[Texto fornecido]
Em um passo decisivo rumo à consolidação da desjudicialização no Brasil, o Conselho Nacional de Justiça (CNJ) editou, em 4 de junho de 2025, o Provimento nº 196, que entrou em vigor com sua publicação no Diário da Justiça Eletrônico no dia 5 de junho. A norma regulamenta os procedimentos extrajudiciais de busca e apreensão e de consolidação da propriedade fiduciária de bens móveis, nos termos das recentes alterações promovidas pela Lei nº 14.711/2023, que modificou substancialmente o Decreto-Lei nº 911/1969, conhecido por disciplinar a alienação fiduciária em garantia.
Com isso, passa a ser possível que o credor fiduciário execute diretamente, perante o Ofício de Registro de Títulos e Documentos (RTD), os atos de recuperação do bem alienado fiduciariamente, sem necessidade de ação judicial, desde que observadas as exigências legais e contratuais, especialmente quanto à mora do devedor e à notificação prévia. O provimento representa um marco na sistematização nacional dessas medidas, antes dispersas e carentes de uniformidade.
Segundo o ministro Mauro Campbell Marques, corregedor nacional de Justiça, trata-se de uma iniciativa que visa dar maior celeridade à solução de conflitos e reduzir os custos operacionais para os cidadãos, empresas e o próprio Poder Judiciário. A medida se insere em um contexto mais amplo de fortalecimento da via extrajudicial como instrumento legítimo e eficiente de composição e execução de obrigações, especialmente na seara patrimonial.

[Listagem extraída]
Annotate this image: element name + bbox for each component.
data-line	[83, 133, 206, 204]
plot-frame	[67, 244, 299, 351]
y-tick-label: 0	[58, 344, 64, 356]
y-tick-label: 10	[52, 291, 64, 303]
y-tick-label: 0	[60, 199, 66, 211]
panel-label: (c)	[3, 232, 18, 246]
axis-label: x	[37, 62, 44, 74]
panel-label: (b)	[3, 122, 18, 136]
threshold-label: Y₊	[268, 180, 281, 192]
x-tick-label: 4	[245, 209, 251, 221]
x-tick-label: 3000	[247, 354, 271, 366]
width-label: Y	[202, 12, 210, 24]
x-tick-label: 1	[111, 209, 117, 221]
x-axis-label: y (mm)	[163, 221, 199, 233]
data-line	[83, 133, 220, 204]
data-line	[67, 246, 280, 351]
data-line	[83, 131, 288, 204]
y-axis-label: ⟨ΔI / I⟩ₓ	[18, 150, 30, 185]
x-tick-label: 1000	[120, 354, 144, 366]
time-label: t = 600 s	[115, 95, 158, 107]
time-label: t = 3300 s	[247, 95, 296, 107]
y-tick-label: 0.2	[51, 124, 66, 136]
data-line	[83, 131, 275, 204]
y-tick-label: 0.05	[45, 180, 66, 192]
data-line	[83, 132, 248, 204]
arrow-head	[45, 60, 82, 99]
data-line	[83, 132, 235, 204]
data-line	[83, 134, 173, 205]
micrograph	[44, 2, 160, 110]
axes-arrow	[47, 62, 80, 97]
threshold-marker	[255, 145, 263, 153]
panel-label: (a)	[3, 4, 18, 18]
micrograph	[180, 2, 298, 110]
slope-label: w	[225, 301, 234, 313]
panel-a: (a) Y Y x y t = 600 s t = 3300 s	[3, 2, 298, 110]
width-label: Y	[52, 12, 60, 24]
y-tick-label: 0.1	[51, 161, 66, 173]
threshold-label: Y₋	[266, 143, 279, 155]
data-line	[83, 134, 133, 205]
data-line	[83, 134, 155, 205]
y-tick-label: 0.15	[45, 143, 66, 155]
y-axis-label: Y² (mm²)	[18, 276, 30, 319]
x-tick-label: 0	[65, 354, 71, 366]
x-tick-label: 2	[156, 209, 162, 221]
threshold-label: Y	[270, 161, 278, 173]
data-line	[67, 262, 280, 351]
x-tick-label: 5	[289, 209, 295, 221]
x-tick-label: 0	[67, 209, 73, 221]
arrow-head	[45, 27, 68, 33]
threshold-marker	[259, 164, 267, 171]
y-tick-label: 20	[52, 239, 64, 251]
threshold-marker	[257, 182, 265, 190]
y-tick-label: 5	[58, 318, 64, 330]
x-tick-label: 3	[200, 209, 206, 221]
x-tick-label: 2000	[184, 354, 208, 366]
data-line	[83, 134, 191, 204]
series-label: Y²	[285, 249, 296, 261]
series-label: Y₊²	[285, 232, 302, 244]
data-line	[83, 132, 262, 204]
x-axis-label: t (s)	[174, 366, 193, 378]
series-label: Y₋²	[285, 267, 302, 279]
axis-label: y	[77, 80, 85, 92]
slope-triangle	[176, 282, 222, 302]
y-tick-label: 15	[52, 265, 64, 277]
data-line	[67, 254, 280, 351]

[Tarefas propostas]
• a. Segundo o texto sobre o Provimento nº 196, por que essa norma representa um marco? Responda em uma ou duas frases.
• b. Prossiga o texto sobre o Provimento nº 196 a partir da última frase apresentada.

[Respostas do exercício]
• a. Porque sistematiza em âmbito nacional os procedimentos extrajudiciais de busca e apreensão e de consolidação da propriedade fiduciária de bens móveis. Antes, essas medidas estavam dispersas e careciam de uniformidade.

• b.
O provimento também reafirma garantias fundamentais do devedor, como a possibilidade de impugnação administrativa, o direito de reversão da consolidação mediante pagamento integral da dívida e a prerrogativa de acesso à via judicial, caso deseje questionar o procedimento.
Além de disciplinar os aspectos jurídicos, o Provimento nº 196 estabelece uma infraestrutura tecnológica obrigatória: o uso do Sistema Eletrônico dos Registros Públicos (Serp) e da Central RTDPJ Brasil, o que padroniza a atuação dos cartórios em todo o país, garante transparência, rastreabilidade e interoperabilidade entre instituições financeiras, entes públicos e os serviços notariais e registrais.
Ao promover segurança jurídica e previsibilidade aos agentes econômicos, o novo marco regulatório representa um impulso à concessão de crédito garantido, favorecendo operações com bens como veículos, máquinas, equipamentos e outros móveis sujeitos a identificação individualizada.
Neste artigo, analisamos os principais dispositivos do novo provimento, destacando os deveres do credor, os direitos do devedor, os pontos críticos para atuação da advocacia extrajudicial, e os impactos concretos no ambiente jurídico e econômico nacional.
1. Resumo
Publicada em 5 de junho de 2025, a norma inovadora da Corregedoria Nacional de Justiça – o Provimento nº 196/2025 – altera o Código Nacional de Normas do Foro Extrajudicial (CNN/CN/CNJ-Extra) para instituir, de forma inédita, a execução extrajudicial da propriedade fiduciária e da busca e apreensão de bens móveis diretamente perante os Ofícios de Registro de Títulos e Documentos (RTD). Trata-se de um avanço relevante na consolidação da desjudicialização das garantias, com impacto direto na advocacia que atua na área cível e imobiliária.
2. Fundamento Legal e Contexto Normativo
A nova regulamentação foi baseada nas alterações introduzidas pela Lei nº 14.711/2023 (Marco Legal das Garantias) ao tradicional Decreto-Lei nº 911/1969, que permitiu a via extrajudicial para a consolidação da propriedade e a busca e apreensão de bens móveis dados em garantia fiduciária.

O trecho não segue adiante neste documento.